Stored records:
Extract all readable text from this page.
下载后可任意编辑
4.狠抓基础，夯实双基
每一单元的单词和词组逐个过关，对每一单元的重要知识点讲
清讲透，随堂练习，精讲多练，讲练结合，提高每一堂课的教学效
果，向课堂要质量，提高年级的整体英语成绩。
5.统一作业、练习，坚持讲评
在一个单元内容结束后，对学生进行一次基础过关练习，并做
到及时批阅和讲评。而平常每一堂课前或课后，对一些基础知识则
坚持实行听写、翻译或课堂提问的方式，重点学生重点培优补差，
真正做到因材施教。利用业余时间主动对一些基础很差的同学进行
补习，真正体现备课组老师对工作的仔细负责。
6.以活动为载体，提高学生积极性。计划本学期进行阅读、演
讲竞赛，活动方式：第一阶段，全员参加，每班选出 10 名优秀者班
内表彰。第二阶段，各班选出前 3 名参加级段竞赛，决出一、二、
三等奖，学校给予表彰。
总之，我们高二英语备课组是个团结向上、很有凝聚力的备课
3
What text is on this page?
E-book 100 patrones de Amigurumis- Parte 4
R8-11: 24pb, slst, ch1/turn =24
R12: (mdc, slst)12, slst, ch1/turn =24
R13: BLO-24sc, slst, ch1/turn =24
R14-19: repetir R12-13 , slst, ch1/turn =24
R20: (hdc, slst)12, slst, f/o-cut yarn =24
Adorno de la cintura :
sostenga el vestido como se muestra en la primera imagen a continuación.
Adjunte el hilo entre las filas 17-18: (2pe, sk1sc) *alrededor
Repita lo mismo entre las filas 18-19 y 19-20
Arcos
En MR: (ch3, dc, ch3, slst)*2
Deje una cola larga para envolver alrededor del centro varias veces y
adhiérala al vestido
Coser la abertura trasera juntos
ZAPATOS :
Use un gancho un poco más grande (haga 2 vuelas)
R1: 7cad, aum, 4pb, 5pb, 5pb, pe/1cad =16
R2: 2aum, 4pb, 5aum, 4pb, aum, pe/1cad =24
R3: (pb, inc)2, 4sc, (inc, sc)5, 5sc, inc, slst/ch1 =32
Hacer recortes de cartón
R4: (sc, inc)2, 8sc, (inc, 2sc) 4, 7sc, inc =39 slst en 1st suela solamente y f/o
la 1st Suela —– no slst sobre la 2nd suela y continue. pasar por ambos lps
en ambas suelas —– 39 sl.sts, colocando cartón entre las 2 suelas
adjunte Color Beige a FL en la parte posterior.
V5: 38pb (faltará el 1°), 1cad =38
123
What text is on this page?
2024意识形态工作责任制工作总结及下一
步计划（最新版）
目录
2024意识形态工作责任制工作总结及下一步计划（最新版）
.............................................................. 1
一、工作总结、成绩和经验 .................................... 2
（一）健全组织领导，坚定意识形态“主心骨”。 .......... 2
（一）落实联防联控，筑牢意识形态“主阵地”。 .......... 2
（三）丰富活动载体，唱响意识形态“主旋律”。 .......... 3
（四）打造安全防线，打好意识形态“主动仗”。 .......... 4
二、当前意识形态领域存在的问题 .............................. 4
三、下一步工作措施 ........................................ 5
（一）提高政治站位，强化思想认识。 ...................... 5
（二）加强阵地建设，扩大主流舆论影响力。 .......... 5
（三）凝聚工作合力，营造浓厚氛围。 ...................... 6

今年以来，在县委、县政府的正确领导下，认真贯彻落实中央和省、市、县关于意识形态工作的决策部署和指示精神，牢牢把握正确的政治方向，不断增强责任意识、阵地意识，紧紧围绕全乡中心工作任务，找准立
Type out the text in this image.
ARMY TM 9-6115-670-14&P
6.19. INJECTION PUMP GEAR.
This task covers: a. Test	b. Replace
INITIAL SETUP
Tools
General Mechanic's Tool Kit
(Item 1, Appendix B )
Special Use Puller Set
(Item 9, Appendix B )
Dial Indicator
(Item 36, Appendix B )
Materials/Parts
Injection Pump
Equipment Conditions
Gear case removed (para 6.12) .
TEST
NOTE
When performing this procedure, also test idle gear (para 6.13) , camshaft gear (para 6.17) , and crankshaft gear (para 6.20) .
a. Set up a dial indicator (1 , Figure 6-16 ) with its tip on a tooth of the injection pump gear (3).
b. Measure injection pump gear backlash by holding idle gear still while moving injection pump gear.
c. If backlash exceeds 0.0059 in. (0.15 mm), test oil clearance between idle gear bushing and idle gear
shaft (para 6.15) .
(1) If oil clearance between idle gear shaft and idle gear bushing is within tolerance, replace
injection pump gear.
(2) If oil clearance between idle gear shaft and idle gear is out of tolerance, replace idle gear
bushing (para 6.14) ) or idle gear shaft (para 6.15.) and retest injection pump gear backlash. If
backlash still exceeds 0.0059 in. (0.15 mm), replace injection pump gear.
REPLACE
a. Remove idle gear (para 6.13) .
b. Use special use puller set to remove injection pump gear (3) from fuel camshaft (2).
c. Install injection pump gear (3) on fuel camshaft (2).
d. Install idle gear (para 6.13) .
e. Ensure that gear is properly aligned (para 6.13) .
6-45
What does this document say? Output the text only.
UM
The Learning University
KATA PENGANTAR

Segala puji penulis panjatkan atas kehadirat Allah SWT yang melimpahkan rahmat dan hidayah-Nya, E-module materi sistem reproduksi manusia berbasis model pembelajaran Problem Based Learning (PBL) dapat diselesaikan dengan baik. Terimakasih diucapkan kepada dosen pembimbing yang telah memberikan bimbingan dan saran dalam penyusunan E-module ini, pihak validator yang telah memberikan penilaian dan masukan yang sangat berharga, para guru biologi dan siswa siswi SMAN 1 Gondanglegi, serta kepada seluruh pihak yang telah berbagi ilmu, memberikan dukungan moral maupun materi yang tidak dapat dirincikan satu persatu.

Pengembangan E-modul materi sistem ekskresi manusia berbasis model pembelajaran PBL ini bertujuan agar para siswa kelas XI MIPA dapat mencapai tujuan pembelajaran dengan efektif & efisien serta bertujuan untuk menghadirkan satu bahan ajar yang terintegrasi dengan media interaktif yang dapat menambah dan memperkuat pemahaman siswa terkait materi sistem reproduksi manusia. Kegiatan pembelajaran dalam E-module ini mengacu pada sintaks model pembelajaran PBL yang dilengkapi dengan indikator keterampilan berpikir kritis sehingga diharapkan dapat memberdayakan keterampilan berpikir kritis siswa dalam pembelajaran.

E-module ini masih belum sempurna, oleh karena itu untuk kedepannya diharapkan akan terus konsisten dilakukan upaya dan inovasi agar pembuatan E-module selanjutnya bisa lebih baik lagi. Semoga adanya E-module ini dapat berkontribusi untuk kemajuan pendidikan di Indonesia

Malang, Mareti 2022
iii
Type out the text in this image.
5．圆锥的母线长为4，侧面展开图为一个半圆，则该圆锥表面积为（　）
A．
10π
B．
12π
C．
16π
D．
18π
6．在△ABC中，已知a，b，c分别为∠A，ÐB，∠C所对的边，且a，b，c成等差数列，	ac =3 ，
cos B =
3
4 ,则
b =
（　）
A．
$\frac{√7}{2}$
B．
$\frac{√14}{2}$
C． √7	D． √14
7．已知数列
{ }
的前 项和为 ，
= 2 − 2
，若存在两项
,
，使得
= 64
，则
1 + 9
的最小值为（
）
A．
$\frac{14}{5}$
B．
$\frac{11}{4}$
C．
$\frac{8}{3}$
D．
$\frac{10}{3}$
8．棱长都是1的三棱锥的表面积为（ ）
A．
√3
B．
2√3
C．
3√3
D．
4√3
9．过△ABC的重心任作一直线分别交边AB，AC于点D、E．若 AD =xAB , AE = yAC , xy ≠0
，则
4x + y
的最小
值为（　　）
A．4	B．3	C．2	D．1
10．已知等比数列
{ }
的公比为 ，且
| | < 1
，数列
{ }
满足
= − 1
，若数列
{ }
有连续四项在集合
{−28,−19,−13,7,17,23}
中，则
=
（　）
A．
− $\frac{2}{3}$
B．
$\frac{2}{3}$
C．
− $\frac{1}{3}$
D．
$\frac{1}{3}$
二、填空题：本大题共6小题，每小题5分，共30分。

Challenge: Each line above that holds the string "diharapkan" should be copied and shown.

Answer in full:
Pengembangan E-modul materi sistem ekskresi manusia berbasis model pembelajaran PBL ini bertujuan agar para siswa kelas XI MIPA dapat mencapai tujuan pembelajaran dengan efektif & efisien serta bertujuan untuk menghadirkan satu bahan ajar yang terintegrasi dengan media interaktif yang dapat menambah dan memperkuat pemahaman siswa terkait materi sistem reproduksi manusia. Kegiatan pembelajaran dalam E-module ini mengacu pada sintaks model pembelajaran PBL yang dilengkapi dengan indikator keterampilan berpikir kritis sehingga diharapkan dapat memberdayakan keterampilan berpikir kritis siswa dalam pembelajaran.
E-module ini masih belum sempurna, oleh karena itu untuk kedepannya diharapkan akan terus konsisten dilakukan upaya dan inovasi agar pembuatan E-module selanjutnya bisa lebih baik lagi. Semoga adanya E-module ini dapat berkontribusi untuk kemajuan pendidikan di Indonesia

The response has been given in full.